- GOAL -
Report all lines holding "icon".

- RECORD LIST -
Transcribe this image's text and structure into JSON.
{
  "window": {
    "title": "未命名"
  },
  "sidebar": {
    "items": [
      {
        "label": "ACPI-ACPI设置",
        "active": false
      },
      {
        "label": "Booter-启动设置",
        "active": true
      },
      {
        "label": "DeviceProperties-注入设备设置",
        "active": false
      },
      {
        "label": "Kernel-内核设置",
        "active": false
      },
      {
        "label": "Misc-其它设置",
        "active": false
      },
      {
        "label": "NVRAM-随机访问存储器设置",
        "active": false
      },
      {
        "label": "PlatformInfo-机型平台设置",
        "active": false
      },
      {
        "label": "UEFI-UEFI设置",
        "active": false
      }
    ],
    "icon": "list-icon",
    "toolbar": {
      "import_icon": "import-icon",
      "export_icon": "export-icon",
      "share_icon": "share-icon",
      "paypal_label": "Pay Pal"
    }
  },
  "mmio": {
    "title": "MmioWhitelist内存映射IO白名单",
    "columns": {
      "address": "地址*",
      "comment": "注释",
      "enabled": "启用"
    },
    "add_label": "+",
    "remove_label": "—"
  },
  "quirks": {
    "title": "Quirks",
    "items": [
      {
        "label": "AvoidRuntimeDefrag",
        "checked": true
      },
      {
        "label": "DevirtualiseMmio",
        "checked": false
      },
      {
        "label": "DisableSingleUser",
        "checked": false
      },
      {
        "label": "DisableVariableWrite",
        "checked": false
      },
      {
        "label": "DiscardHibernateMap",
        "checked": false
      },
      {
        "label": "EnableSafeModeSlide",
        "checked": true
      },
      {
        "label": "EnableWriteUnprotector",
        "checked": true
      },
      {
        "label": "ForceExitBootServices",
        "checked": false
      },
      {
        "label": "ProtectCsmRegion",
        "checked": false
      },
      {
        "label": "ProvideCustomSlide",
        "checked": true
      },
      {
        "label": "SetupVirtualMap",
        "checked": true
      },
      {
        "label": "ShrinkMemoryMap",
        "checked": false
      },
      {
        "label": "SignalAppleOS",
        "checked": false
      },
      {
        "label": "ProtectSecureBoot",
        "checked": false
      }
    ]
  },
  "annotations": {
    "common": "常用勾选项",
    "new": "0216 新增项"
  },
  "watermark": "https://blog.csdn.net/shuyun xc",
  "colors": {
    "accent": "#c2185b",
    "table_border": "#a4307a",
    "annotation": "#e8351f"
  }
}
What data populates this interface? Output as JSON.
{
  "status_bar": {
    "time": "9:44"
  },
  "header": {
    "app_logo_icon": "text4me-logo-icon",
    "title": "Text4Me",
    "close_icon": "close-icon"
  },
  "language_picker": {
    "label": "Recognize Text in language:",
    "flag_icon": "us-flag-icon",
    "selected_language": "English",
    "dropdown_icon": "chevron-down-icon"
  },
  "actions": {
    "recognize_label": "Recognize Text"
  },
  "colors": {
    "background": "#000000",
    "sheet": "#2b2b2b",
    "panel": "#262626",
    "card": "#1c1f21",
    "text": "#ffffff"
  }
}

- TASK SOLUTION -
    "icon": "list-icon",
      "import_icon": "import-icon",
      "export_icon": "export-icon",
      "share_icon": "share-icon",
    "app_logo_icon": "text4me-logo-icon",
    "close_icon": "close-icon"
    "flag_icon": "us-flag-icon",
    "dropdown_icon": "chevron-down-icon"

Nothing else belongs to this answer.